# start of RECORDS SHOWN
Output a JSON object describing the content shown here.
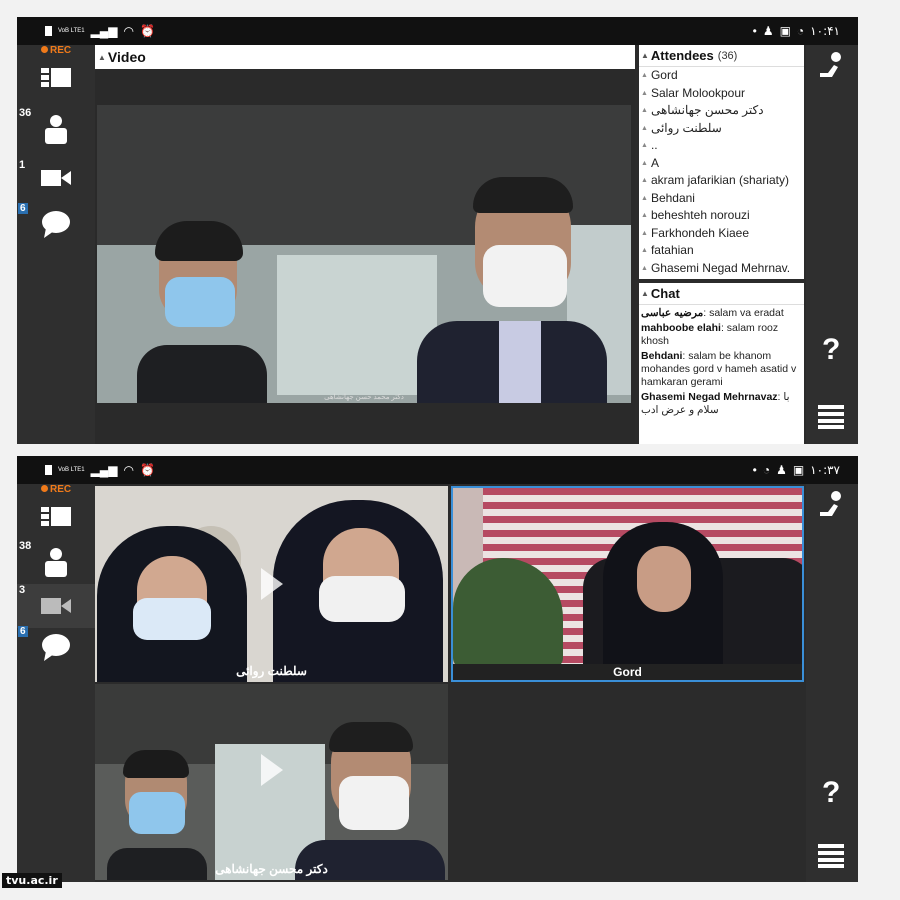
{
  "screenshot1": {
    "status_time": "۱۰:۴۱",
    "status_network": "VoB LTE1",
    "rec_label": "REC",
    "sidebar": {
      "attendee_count": "36",
      "camera_count": "1",
      "chat_badge": "6"
    },
    "video_header": "Video",
    "video_caption": "دکتر محمد حسن جهانشاهی",
    "attendees": {
      "title": "Attendees",
      "count": "(36)",
      "items": [
        "Gord",
        "Salar Molookpour",
        "دکتر محسن جهانشاهی",
        "سلطنت روائی",
        "..",
        "A",
        "akram jafarikian (shariaty)",
        "Behdani",
        "beheshteh norouzi",
        "Farkhondeh Kiaee",
        "fatahian",
        "Ghasemi Negad Mehrnav."
      ]
    },
    "chat": {
      "title": "Chat",
      "messages": [
        {
          "user": "مرضیه عباسی",
          "text": ": salam va eradat"
        },
        {
          "user": "mahboobe elahi",
          "text": ": salam rooz khosh"
        },
        {
          "user": "Behdani",
          "text": ": salam be khanom mohandes gord v hameh asatid v hamkaran gerami"
        },
        {
          "user": "Ghasemi Negad Mehrnavaz",
          "text": ": با سلام و عرض ادب"
        }
      ]
    }
  },
  "screenshot2": {
    "status_time": "۱۰:۳۷",
    "status_network": "VoB LTE1",
    "rec_label": "REC",
    "sidebar": {
      "attendee_count": "38",
      "camera_count": "3",
      "chat_badge": "6"
    },
    "tiles": [
      {
        "label": "سلطنت روائی"
      },
      {
        "label": "Gord"
      },
      {
        "label": "دکتر محسن جهانشاهی"
      }
    ]
  },
  "icons": {
    "layout": "layout-icon",
    "people": "person-icon",
    "camera": "camera-icon",
    "chat": "chat-bubble-icon",
    "hand": "raise-hand-icon",
    "help": "question-mark-icon",
    "menu": "hamburger-menu-icon"
  },
  "colors": {
    "rec": "#f07a1a",
    "badge": "#2a6fb0",
    "selected_tile_border": "#3a8fd8",
    "dark_ui": "#2f2f2f"
  },
  "watermark": "tvu.ac.ir"
}
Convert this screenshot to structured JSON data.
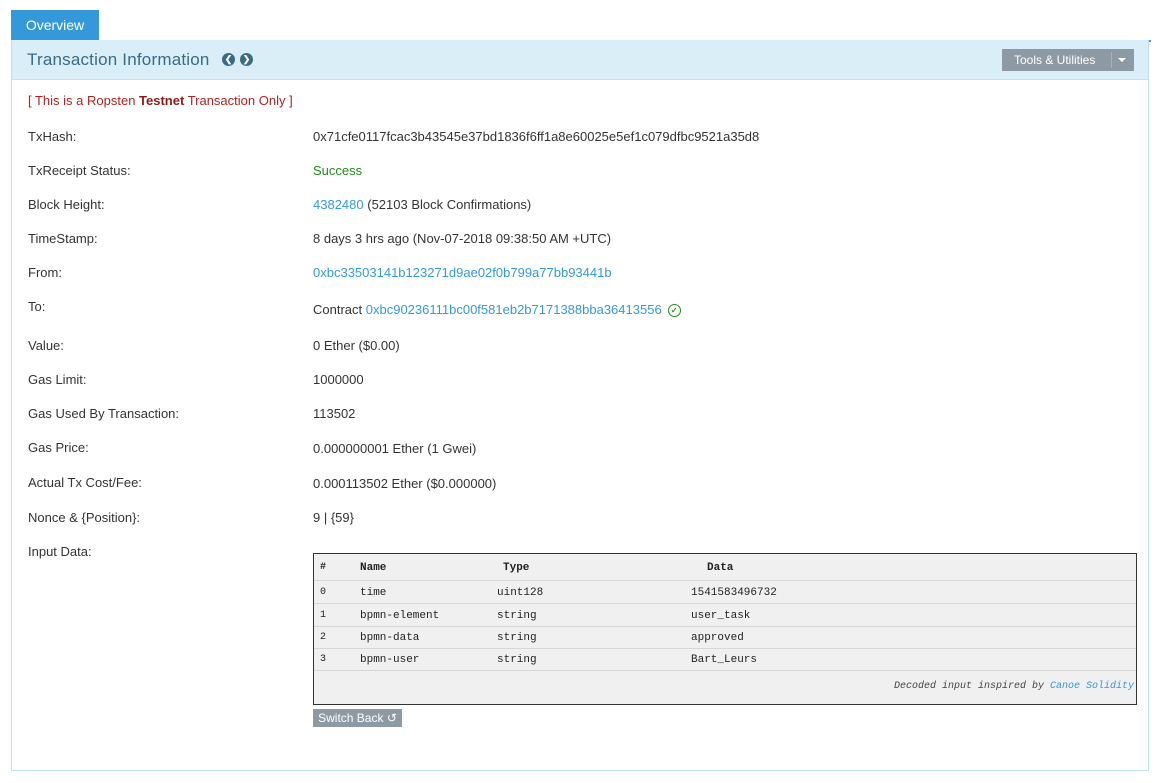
# end of RECORDS SHOWN
-- STATED TASK --
Your task is to gather all lines from the entries above that hold the word "salam".

-- SOLUTION FOR THIS EXERCISE --
          "text": ": salam va eradat"
          "text": ": salam rooz khosh"
          "text": ": salam be khanom mohandes gord v hameh asatid v hamkaran gerami"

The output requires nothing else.